Exercise objective: Read through the data and report every line in which the word "content" occurs.

• • • • •

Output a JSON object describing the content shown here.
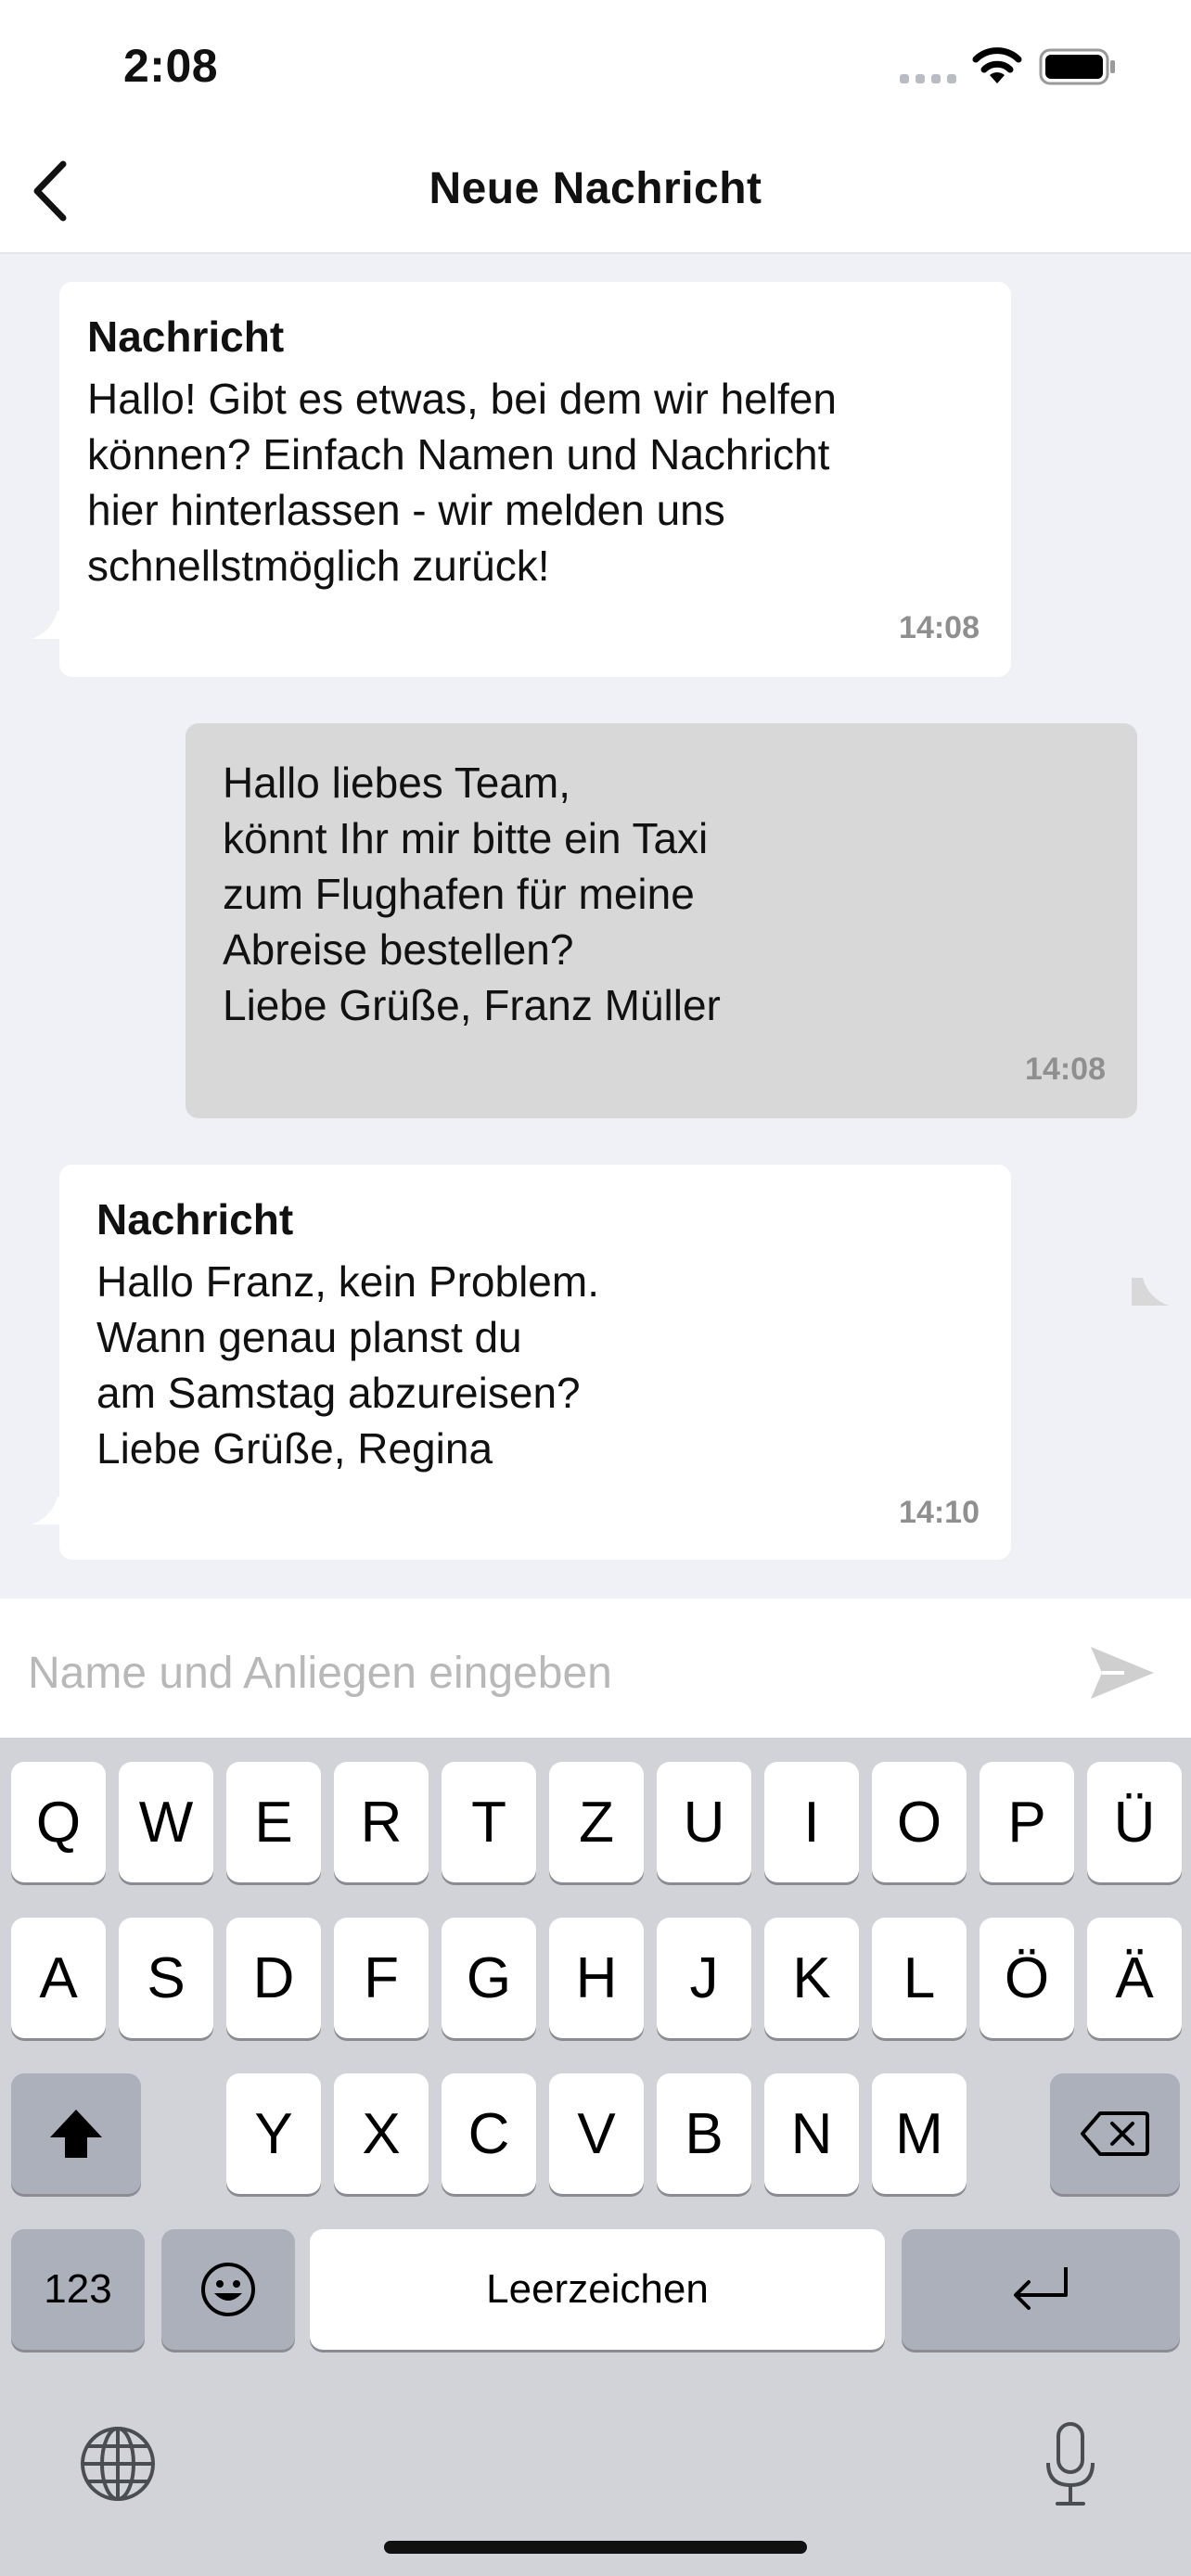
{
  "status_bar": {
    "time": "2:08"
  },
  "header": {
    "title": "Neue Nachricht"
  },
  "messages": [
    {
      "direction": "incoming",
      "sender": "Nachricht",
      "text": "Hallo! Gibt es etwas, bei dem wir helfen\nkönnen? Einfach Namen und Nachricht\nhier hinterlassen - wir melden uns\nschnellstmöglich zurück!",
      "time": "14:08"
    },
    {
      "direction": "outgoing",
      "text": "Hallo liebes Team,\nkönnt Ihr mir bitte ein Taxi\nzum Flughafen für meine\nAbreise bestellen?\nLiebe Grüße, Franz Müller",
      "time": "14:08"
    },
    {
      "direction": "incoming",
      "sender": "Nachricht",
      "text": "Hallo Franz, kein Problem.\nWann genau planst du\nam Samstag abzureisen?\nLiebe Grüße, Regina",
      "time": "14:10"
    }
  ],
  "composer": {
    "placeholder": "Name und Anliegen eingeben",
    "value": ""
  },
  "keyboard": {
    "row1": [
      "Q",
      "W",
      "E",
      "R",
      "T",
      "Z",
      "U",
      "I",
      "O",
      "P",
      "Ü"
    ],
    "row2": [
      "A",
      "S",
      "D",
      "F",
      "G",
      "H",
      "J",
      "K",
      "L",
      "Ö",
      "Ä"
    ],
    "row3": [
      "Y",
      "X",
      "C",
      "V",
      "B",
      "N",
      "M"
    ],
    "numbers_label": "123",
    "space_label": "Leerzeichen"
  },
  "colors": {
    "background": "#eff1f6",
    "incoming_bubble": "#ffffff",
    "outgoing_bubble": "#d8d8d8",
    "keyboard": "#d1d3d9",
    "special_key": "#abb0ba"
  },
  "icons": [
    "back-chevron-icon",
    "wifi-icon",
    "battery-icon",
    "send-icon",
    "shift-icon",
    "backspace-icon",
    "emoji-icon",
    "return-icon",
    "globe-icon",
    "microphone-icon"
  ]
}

• • • • •

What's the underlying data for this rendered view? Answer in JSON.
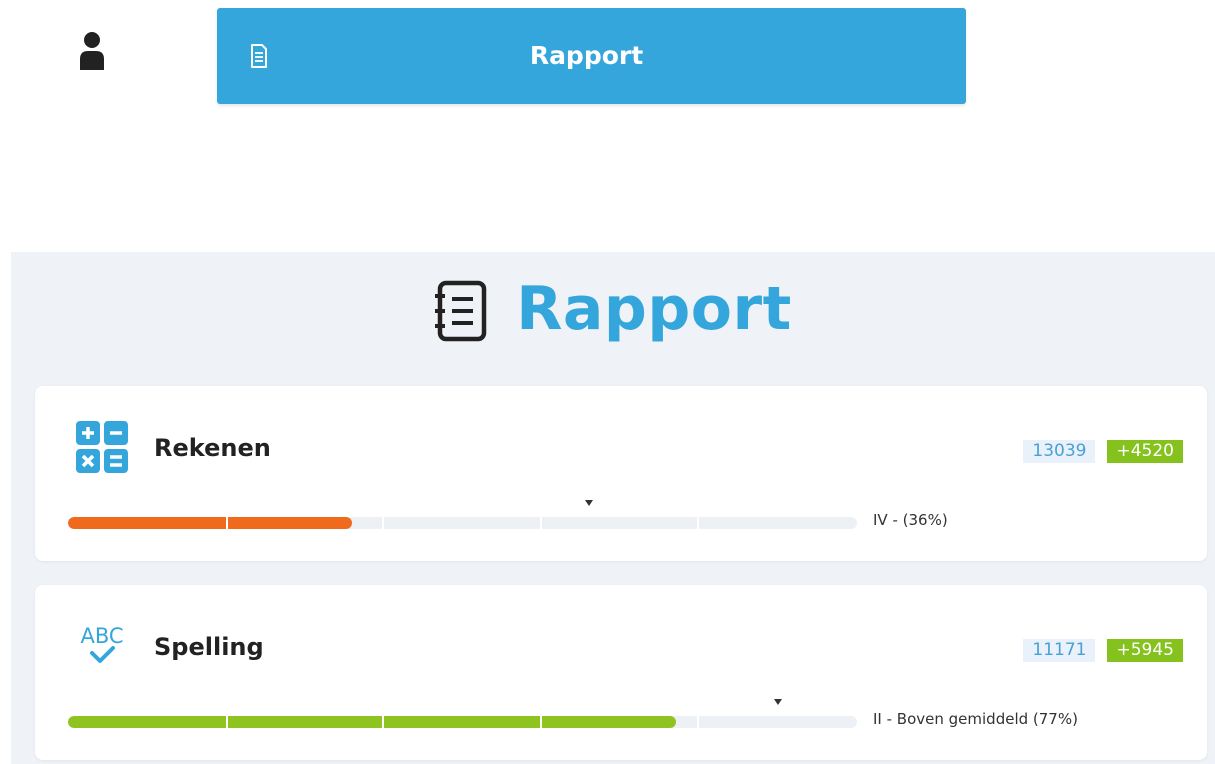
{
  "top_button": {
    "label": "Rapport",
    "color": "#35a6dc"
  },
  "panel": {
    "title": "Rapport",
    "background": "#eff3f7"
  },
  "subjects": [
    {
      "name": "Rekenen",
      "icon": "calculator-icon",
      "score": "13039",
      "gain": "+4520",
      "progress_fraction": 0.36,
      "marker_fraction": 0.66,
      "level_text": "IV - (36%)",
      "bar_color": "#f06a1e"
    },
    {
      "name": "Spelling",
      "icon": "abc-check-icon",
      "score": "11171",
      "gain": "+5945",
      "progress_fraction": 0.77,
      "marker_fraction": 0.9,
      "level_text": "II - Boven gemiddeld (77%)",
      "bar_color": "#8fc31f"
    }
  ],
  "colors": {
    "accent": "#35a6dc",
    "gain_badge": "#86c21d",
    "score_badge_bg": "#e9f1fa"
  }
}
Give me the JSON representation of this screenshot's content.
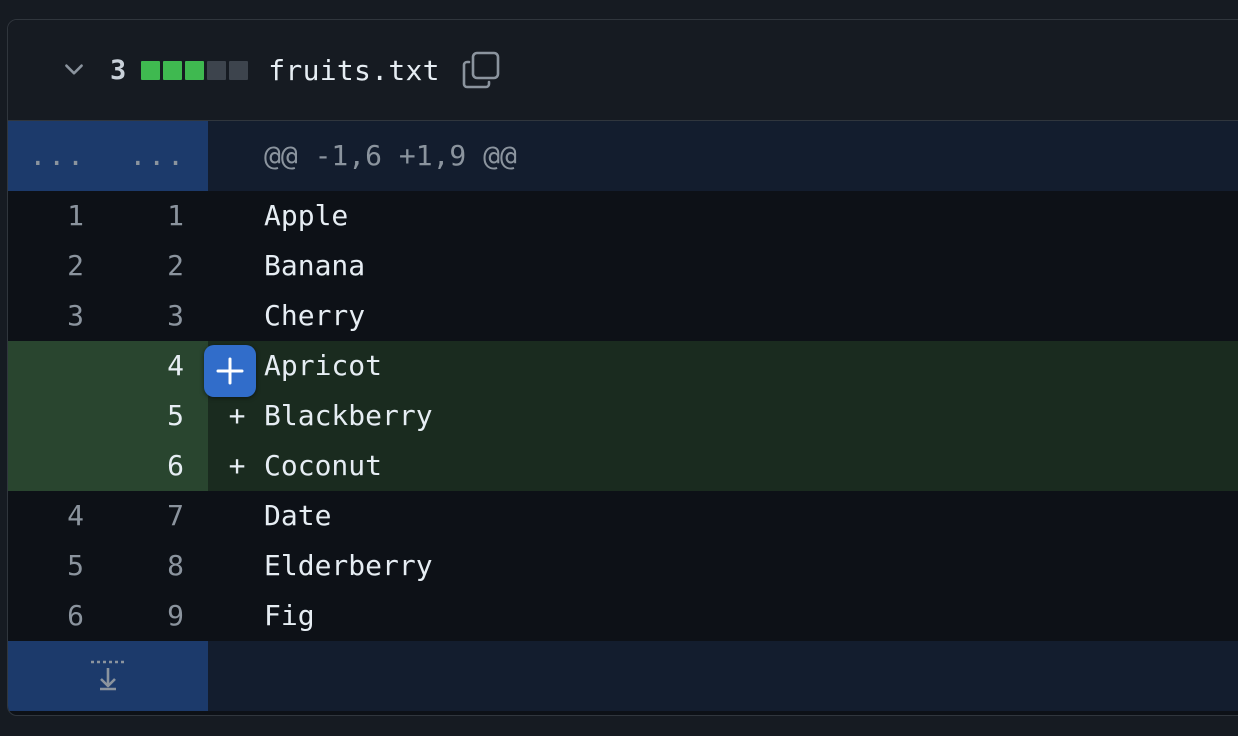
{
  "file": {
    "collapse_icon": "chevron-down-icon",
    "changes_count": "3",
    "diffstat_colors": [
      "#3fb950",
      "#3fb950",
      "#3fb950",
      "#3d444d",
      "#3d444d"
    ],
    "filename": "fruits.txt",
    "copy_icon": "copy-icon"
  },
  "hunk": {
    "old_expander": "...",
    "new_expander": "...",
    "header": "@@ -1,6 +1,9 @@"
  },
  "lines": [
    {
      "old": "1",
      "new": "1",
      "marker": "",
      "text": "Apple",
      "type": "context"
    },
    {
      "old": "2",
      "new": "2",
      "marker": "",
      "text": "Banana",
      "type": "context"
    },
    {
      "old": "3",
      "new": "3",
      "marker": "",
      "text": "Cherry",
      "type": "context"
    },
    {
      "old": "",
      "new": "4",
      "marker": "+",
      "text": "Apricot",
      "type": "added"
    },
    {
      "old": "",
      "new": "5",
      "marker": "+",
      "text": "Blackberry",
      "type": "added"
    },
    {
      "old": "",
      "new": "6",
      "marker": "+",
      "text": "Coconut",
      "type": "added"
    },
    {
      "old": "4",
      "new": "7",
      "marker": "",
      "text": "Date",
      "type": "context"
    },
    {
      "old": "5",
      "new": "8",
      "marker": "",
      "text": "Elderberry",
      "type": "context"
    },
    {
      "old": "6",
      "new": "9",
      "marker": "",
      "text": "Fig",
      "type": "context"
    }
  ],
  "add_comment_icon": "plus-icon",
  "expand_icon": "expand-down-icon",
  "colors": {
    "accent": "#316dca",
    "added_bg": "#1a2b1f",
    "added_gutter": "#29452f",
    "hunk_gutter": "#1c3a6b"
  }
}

• • • • •

Exercise response:
Output a JSON object describing the content shown here.
Give me the JSON representation of this screenshot's content.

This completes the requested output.